▶ SET TASK:
Transcribe the material below exactly as it appears.

▶ ENTRIES SHOWN:
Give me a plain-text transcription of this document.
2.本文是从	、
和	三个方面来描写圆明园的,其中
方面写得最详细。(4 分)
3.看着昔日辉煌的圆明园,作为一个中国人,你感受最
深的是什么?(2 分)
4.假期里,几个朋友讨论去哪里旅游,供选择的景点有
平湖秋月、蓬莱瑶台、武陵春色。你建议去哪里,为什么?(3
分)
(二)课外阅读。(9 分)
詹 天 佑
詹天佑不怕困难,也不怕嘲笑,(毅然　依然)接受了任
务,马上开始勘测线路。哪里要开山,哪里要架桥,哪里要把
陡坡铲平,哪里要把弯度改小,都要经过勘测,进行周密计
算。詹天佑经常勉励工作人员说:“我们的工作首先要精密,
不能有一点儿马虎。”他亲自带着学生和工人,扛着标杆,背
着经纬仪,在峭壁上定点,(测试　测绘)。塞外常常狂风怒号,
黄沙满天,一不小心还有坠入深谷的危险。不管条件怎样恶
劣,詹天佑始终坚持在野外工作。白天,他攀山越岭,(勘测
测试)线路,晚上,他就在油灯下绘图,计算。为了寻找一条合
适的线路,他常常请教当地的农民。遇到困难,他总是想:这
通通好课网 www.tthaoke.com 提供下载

▶ EXERCISE RESPONSE:
Give me a plain-text transcription of this document.
2.本文是从	、
和	三个方面来描写圆明园的,其中
方面写得最详细。(4 分)
3.看着昔日辉煌的圆明园,作为一个中国人,你感受最
深的是什么?(2 分)
4.假期里,几个朋友讨论去哪里旅游,供选择的景点有
平湖秋月、蓬莱瑶台、武陵春色。你建议去哪里,为什么?(3
分)
(二)课外阅读。(9 分)
詹 天 佑
詹天佑不怕困难,也不怕嘲笑,(毅然　依然)接受了任
务,马上开始勘测线路。哪里要开山,哪里要架桥,哪里要把
陡坡铲平,哪里要把弯度改小,都要经过勘测,进行周密计
算。詹天佑经常勉励工作人员说:“我们的工作首先要精密,
不能有一点儿马虎。”他亲自带着学生和工人,扛着标杆,背
着经纬仪,在峭壁上定点,(测试　测绘)。塞外常常狂风怒号,
黄沙满天,一不小心还有坠入深谷的危险。不管条件怎样恶
劣,詹天佑始终坚持在野外工作。白天,他攀山越岭,(勘测
测试)线路,晚上,他就在油灯下绘图,计算。为了寻找一条合
适的线路,他常常请教当地的农民。遇到困难,他总是想:这
通通好课网 www.tthaoke.com 提供下载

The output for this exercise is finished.